(WORK REQUIRED)
Set down, word for word, everything from "If you have" down to "and often thin." in the article on bacteria and obesity below.

------ SUPPLIED TEXT

Bacteria and Obesity

Do the bacteria in your gut determine if you are going to be obese or not?

Teaching children to cook will prevent more childhood obesity than changing their gut bacteria

A novel thought. In a recent article a NY Times columnist asked that question. The background is this: ranchers use antibiotics in feed and the livestock are larger than they ever were before. The use of antibiotics among children has skyrocketed and so has childhood obesity. We know the hundred trillion bacteria that inhabit our gut can affect us in a variety of ways – they protect us, have the wrong group in their and life is miserable, and they provide us with vitamins, fatty acids, and gas. I wrote an article about the gut bacteria here.

In the last thirty years ulcer treatment has gone from one of intervention by surgery and drugs to one of eradicating a bacteria H. pylori. No one believed that such bugs could cause an ulcer, but ultimately it was proven – and a Nobel Prize awarded.

But what about bacteria and obesity? What if we could eliminate obesity by changing the bacteria type in your gut? That would be amazing, and wonderful.

Why It May Not Be The Bacteria

The reason antibiotics increase growth rate in livestock is it has reduced disease among livestock. In a similar way, when disease has been diminished among children – by having cleaner water, better sewers, vaccinations, and better food – we have seen the average height of children increase over the years.

My 3 1/2 year old son recently had an ear infection. Providing him with antibiotics avoided potential deafness, meningitis, and prolonged discomfort. The antibiotics, while often over-prescribed to many, are terribly important to fight infectious disease and have contributed to the increased height of people.

If you have never been to a livestock feed lot you will see crowded conditions, often filthy, and they remind you of individuals who live in crowded conditions in the third world. If you examine those individuals who live in third world crowded conditions you will see individuals who have a high mortality rate among old and young from dysentery, and rapid spread of infectious diseases. You will also see that they are physically smaller, shorter in stature, and often thin.

Contrast that with livestock raised in wide-open spaces, where they roam freely and are not in crowded conditions – like Elysian Farms, where the lamb are raised comfortably. No antibiotics are needed, unless an animal becomes ill, and they grow large and fat (and have the best lamb you can order).

------------
------ EXTRACTED DATA

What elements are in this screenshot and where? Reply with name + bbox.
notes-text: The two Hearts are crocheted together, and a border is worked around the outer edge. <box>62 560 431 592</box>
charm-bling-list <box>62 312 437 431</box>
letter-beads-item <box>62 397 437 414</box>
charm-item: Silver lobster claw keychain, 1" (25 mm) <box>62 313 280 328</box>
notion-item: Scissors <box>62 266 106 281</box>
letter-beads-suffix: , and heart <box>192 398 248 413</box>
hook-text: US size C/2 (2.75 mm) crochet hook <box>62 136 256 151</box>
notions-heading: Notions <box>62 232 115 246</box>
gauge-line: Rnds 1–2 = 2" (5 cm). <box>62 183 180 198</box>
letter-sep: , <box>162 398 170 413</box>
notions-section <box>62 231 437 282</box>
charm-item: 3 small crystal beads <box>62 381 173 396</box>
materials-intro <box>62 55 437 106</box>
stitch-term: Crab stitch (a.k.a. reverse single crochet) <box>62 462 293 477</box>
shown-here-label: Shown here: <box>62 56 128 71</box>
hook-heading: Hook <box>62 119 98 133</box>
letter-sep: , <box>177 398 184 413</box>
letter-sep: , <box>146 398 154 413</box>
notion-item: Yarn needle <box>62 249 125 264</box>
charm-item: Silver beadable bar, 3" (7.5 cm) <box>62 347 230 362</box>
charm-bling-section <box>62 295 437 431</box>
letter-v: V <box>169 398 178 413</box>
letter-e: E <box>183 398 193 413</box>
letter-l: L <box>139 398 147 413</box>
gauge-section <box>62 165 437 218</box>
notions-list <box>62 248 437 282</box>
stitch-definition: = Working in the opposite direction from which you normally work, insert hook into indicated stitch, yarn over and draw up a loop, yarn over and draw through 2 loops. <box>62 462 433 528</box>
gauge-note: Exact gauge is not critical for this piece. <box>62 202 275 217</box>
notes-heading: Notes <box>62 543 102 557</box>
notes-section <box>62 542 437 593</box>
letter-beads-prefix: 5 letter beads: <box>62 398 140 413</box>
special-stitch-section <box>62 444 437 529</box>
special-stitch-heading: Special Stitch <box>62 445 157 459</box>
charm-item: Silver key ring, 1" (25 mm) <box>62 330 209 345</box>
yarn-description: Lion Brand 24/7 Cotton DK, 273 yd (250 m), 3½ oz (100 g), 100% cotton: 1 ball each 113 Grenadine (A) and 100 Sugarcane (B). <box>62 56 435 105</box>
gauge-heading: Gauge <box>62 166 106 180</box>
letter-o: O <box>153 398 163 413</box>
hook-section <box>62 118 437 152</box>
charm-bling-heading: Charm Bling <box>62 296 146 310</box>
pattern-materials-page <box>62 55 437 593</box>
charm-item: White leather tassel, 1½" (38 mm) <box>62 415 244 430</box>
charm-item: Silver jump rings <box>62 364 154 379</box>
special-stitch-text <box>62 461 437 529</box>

------------

(EXERCISE ANSWER)
If you have never been to a livestock feed lot you will see crowded conditions, often filthy, and they remind you of individuals who live in crowded conditions in the third world. If you examine those individuals who live in third world crowded conditions you will see individuals who have a high mortality rate among old and young from dysentery, and rapid spread of infectious diseases. You will also see that they are physically smaller, shorter in stature, and often thin.